Stated goal ::
Each record is to be transcribed exactly.

** START **

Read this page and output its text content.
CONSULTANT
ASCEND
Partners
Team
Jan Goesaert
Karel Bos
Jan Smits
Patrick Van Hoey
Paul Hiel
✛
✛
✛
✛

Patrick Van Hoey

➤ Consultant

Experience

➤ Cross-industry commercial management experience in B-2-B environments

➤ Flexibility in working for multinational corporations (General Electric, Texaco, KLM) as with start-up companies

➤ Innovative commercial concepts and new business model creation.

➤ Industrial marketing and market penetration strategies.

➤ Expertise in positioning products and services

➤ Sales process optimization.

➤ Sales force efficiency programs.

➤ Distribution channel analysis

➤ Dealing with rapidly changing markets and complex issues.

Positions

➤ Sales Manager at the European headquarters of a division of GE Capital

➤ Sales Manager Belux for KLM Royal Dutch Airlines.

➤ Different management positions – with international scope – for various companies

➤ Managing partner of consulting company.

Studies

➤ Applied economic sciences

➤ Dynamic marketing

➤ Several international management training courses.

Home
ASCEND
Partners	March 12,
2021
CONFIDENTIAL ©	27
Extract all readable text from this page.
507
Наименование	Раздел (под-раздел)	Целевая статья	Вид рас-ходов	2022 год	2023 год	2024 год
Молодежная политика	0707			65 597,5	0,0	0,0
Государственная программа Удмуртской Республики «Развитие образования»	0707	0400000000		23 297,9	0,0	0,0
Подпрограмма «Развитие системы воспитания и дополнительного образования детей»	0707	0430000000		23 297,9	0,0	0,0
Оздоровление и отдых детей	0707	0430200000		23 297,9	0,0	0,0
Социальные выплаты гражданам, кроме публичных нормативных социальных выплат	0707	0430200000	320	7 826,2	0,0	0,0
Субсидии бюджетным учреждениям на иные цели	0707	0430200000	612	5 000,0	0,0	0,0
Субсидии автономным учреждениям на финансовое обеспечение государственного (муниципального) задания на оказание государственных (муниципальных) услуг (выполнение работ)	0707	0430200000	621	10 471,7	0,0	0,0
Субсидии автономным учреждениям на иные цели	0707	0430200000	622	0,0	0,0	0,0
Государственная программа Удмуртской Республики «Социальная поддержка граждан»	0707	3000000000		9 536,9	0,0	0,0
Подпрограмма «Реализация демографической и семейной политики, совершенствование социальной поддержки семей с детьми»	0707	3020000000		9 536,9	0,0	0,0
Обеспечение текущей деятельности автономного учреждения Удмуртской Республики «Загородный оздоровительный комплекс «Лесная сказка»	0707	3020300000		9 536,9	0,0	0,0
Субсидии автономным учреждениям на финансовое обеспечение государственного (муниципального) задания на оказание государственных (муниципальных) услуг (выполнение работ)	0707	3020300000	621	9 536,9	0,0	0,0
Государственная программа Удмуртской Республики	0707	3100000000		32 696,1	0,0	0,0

** END **

Correct result ::
Read this page and output its text content.
CONSULTANT
ASCEND
Partners
Team
Jan Goesaert
Karel Bos
Jan Smits
Patrick Van Hoey
Paul Hiel
✛
✛
✛
✛

Patrick Van Hoey

➤ Consultant

Experience

➤ Cross-industry commercial management experience in B-2-B environments

➤ Flexibility in working for multinational corporations (General Electric, Texaco, KLM) as with start-up companies

➤ Innovative commercial concepts and new business model creation.

➤ Industrial marketing and market penetration strategies.

➤ Expertise in positioning products and services

➤ Sales process optimization.

➤ Sales force efficiency programs.

➤ Distribution channel analysis

➤ Dealing with rapidly changing markets and complex issues.

Positions

➤ Sales Manager at the European headquarters of a division of GE Capital

➤ Sales Manager Belux for KLM Royal Dutch Airlines.

➤ Different management positions – with international scope – for various companies

➤ Managing partner of consulting company.

Studies

➤ Applied economic sciences

➤ Dynamic marketing

➤ Several international management training courses.

Home
ASCEND
Partners	March 12,
2021
CONFIDENTIAL ©	27
Extract all readable text from this page.
507
Наименование	Раздел (под-раздел)	Целевая статья	Вид рас-ходов	2022 год	2023 год	2024 год
Молодежная политика	0707			65 597,5	0,0	0,0
Государственная программа Удмуртской Республики «Развитие образования»	0707	0400000000		23 297,9	0,0	0,0
Подпрограмма «Развитие системы воспитания и дополнительного образования детей»	0707	0430000000		23 297,9	0,0	0,0
Оздоровление и отдых детей	0707	0430200000		23 297,9	0,0	0,0
Социальные выплаты гражданам, кроме публичных нормативных социальных выплат	0707	0430200000	320	7 826,2	0,0	0,0
Субсидии бюджетным учреждениям на иные цели	0707	0430200000	612	5 000,0	0,0	0,0
Субсидии автономным учреждениям на финансовое обеспечение государственного (муниципального) задания на оказание государственных (муниципальных) услуг (выполнение работ)	0707	0430200000	621	10 471,7	0,0	0,0
Субсидии автономным учреждениям на иные цели	0707	0430200000	622	0,0	0,0	0,0
Государственная программа Удмуртской Республики «Социальная поддержка граждан»	0707	3000000000		9 536,9	0,0	0,0
Подпрограмма «Реализация демографической и семейной политики, совершенствование социальной поддержки семей с детьми»	0707	3020000000		9 536,9	0,0	0,0
Обеспечение текущей деятельности автономного учреждения Удмуртской Республики «Загородный оздоровительный комплекс «Лесная сказка»	0707	3020300000		9 536,9	0,0	0,0
Субсидии автономным учреждениям на финансовое обеспечение государственного (муниципального) задания на оказание государственных (муниципальных) услуг (выполнение работ)	0707	3020300000	621	9 536,9	0,0	0,0
Государственная программа Удмуртской Республики	0707	3100000000		32 696,1	0,0	0,0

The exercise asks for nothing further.